◆ Task to carry out: Tally every line of the material that includes "JSON", then give the tally and nothing else.

◆ Available data:
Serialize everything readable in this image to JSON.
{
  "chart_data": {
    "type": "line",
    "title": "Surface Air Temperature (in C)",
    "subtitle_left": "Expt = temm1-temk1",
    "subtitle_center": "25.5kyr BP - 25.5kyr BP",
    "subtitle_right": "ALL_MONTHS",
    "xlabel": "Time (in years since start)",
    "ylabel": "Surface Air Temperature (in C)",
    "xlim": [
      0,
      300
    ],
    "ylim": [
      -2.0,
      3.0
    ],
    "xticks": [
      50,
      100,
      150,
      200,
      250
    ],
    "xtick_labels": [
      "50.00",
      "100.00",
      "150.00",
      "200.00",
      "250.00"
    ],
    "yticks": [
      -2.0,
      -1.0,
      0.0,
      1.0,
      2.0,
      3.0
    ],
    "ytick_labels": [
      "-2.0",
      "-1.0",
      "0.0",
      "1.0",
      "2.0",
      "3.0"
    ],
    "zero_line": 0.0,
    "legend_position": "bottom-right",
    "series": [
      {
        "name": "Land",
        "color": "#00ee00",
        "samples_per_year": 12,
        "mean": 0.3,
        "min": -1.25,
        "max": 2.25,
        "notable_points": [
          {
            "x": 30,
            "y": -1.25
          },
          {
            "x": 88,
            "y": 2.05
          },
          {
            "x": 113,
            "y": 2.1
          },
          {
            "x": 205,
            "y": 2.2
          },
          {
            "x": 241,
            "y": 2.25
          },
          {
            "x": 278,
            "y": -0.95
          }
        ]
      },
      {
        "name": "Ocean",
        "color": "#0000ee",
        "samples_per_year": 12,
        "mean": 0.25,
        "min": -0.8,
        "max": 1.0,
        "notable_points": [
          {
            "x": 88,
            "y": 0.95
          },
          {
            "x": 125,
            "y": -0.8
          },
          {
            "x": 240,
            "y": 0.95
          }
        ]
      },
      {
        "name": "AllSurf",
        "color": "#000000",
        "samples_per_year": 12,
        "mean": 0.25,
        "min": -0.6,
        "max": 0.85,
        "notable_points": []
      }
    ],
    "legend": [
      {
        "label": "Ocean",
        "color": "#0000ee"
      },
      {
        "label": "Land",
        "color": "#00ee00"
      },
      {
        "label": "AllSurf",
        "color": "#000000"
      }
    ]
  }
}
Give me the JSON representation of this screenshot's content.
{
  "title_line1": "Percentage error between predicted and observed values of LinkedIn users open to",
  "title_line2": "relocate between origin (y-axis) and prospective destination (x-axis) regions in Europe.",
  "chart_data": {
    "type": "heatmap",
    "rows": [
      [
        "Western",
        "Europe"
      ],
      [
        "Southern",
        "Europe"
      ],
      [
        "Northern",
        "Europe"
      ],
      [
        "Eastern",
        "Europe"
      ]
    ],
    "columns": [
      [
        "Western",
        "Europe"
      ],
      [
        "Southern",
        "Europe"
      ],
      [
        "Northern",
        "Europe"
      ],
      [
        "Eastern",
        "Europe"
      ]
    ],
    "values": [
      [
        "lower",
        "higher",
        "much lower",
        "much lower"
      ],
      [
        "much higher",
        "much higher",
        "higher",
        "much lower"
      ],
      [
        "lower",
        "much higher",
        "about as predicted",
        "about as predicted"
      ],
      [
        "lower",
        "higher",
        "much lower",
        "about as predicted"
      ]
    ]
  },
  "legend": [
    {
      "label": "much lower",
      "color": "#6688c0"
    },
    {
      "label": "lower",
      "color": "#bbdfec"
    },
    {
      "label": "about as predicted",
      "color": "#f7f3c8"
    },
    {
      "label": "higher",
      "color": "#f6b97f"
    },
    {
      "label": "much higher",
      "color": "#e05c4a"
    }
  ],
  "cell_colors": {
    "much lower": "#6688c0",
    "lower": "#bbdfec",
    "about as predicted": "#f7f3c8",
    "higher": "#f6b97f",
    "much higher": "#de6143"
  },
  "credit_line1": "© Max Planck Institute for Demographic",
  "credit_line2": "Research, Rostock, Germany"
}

◆ Written response: 2